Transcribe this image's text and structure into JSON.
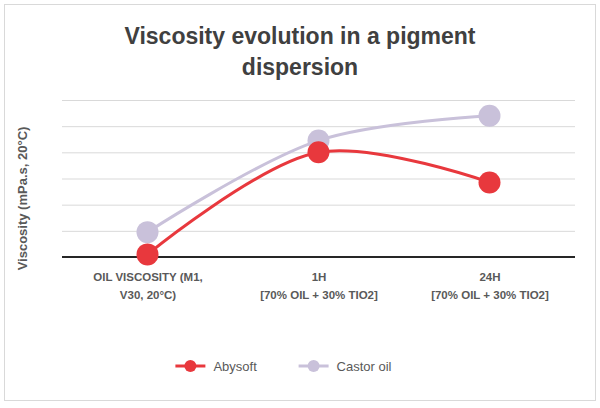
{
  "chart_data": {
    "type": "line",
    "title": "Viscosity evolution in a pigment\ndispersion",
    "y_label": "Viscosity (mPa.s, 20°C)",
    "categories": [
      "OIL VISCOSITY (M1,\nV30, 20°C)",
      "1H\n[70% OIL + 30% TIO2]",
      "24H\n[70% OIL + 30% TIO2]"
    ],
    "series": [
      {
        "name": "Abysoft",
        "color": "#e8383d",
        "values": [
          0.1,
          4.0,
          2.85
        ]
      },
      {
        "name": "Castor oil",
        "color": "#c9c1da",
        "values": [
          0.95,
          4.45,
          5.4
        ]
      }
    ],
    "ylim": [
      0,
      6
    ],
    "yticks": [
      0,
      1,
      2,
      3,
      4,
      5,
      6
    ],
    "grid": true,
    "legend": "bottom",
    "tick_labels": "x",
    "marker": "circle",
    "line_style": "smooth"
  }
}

-----

## Exercise
Quote each entry above verbatim and drop the pictures.

## Answer for the task
Transcribe this image's text and structure into JSON.
{
  "chart_data": {
    "type": "line",
    "title": "Viscosity evolution in a pigment\ndispersion",
    "y_label": "Viscosity (mPa.s, 20°C)",
    "categories": [
      "OIL VISCOSITY (M1,\nV30, 20°C)",
      "1H\n[70% OIL + 30% TIO2]",
      "24H\n[70% OIL + 30% TIO2]"
    ],
    "series": [
      {
        "name": "Abysoft",
        "color": "#e8383d",
        "values": [
          0.1,
          4.0,
          2.85
        ]
      },
      {
        "name": "Castor oil",
        "color": "#c9c1da",
        "values": [
          0.95,
          4.45,
          5.4
        ]
      }
    ],
    "ylim": [
      0,
      6
    ],
    "yticks": [
      0,
      1,
      2,
      3,
      4,
      5,
      6
    ],
    "grid": true,
    "legend": "bottom",
    "tick_labels": "x",
    "marker": "circle",
    "line_style": "smooth"
  }
}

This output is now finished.